:: TASK GOAL ::
Reproduce the full listing that appears beneath this instruction exactly.

:: PROVIDED RECORDS ::

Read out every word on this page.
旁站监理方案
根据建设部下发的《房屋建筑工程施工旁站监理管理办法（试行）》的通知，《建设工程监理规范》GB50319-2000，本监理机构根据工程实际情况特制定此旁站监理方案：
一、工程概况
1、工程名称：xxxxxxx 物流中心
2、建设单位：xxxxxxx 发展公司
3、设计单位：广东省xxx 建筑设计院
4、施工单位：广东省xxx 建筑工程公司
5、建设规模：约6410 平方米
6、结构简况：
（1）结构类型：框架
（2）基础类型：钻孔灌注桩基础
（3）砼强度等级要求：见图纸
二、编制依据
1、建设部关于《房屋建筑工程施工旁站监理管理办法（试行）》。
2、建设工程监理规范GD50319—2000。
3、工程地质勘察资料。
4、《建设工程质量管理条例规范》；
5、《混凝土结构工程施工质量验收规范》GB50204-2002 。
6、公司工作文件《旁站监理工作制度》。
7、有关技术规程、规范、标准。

:: EXPECTED ANSWER ::
Read out every word on this page.
旁站监理方案
根据建设部下发的《房屋建筑工程施工旁站监理管理办法（试行）》的通知，《建设工程监理规范》GB50319-2000，本监理机构根据工程实际情况特制定此旁站监理方案：
一、工程概况
1、工程名称：xxxxxxx 物流中心
2、建设单位：xxxxxxx 发展公司
3、设计单位：广东省xxx 建筑设计院
4、施工单位：广东省xxx 建筑工程公司
5、建设规模：约6410 平方米
6、结构简况：
（1）结构类型：框架
（2）基础类型：钻孔灌注桩基础
（3）砼强度等级要求：见图纸
二、编制依据
1、建设部关于《房屋建筑工程施工旁站监理管理办法（试行）》。
2、建设工程监理规范GD50319—2000。
3、工程地质勘察资料。
4、《建设工程质量管理条例规范》；
5、《混凝土结构工程施工质量验收规范》GB50204-2002 。
6、公司工作文件《旁站监理工作制度》。
7、有关技术规程、规范、标准。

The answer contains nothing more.